#### [Data to process]
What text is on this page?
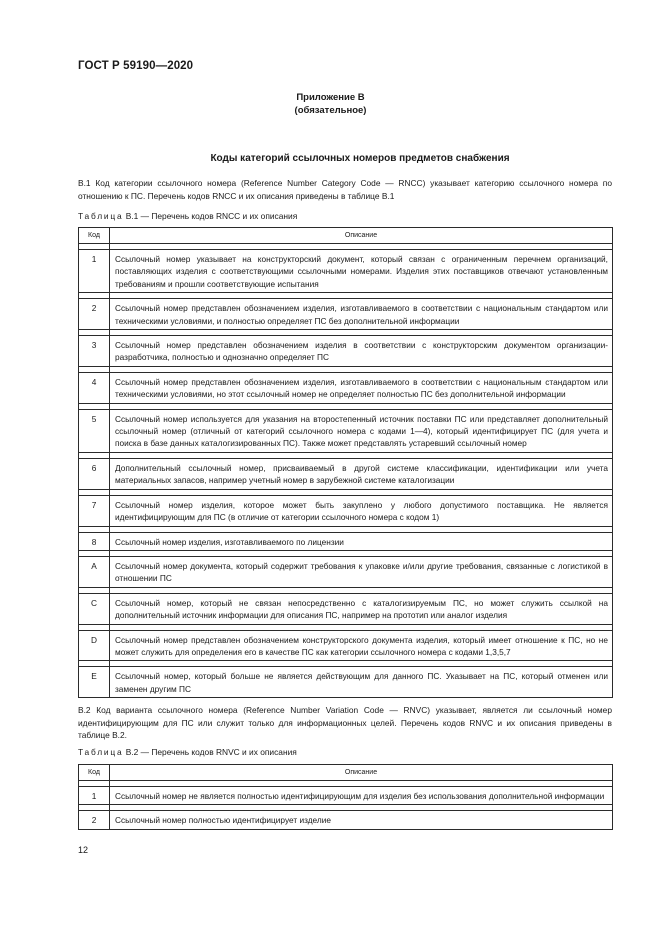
ГОСТ Р 59190—2020
Приложение В
(обязательное)
Коды категорий ссылочных номеров предметов снабжения
В.1 Код категории ссылочного номера (Reference Number Category Code — RNCC) указывает категорию ссылочного номера по отношению к ПС. Перечень кодов RNCC и их описания приведены в таблице В.1
Таблица В.1 — Перечень кодов RNCC и их описания
Код	Описание

1	Ссылочный номер указывает на конструкторский документ, который связан с ограниченным перечнем организаций, поставляющих изделия с соответствующими ссылочными номерами. Изделия этих поставщиков отвечают установленным требованиям и прошли соответствующие испытания

2	Ссылочный номер представлен обозначением изделия, изготавливаемого в соответствии с национальным стандартом или техническими условиями, и полностью определяет ПС без дополнительной информации

3	Ссылочный номер представлен обозначением изделия в соответствии с конструкторским документом организации-разработчика, полностью и однозначно определяет ПС

4	Ссылочный номер представлен обозначением изделия, изготавливаемого в соответствии с национальным стандартом или техническими условиями, но этот ссылочный номер не определяет полностью ПС без дополнительной информации

5	Ссылочный номер используется для указания на второстепенный источник поставки ПС или представляет дополнительный ссылочный номер (отличный от категорий ссылочного номера с кодами 1—4), который идентифицирует ПС (для учета и поиска в базе данных каталогизированных ПС). Также может представлять устаревший ссылочный номер

6	Дополнительный ссылочный номер, присваиваемый в другой системе классификации, идентификации или учета материальных запасов, например учетный номер в зарубежной системе каталогизации

7	Ссылочный номер изделия, которое может быть закуплено у любого допустимого поставщика. Не является идентифицирующим для ПС (в отличие от категории ссылочного номера с кодом 1)

8	Ссылочный номер изделия, изготавливаемого по лицензии

A	Ссылочный номер документа, который содержит требования к упаковке и/или другие требования, связанные с логистикой в отношении ПС

C	Ссылочный номер, который не связан непосредственно с каталогизируемым ПС, но может служить ссылкой на дополнительный источник информации для описания ПС, например на прототип или аналог изделия

D	Ссылочный номер представлен обозначением конструкторского документа изделия, который имеет отношение к ПС, но не может служить для определения его в качестве ПС как категории ссылочного номера с кодами 1,3,5,7

E	Ссылочный номер, который больше не является действующим для данного ПС. Указывает на ПС, который отменен или заменен другим ПС
В.2 Код варианта ссылочного номера (Reference Number Variation Code — RNVC) указывает, является ли ссылочный номер идентифицирующим для ПС или служит только для информационных целей. Перечень кодов RNVC и их описания приведены в таблице В.2.
Таблица В.2 — Перечень кодов RNVC и их описания
Код	Описание

1	Ссылочный номер не является полностью идентифицирующим для изделия без использования дополнительной информации

2	Ссылочный номер полностью идентифицирует изделие
12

#### [Required work]
Locate all lines holding the word "Number", then copy them out.

#### [Reply to the exercise]
В.1 Код категории ссылочного номера (Reference Number Category Code — RNCC) указывает категорию ссылочного номера по отношению к ПС. Перечень кодов RNCC и их описания приведены в таблице В.1
В.2 Код варианта ссылочного номера (Reference Number Variation Code — RNVC) указывает, является ли ссылочный номер идентифицирующим для ПС или служит только для информационных целей. Перечень кодов RNVC и их описания приведены в таблице В.2.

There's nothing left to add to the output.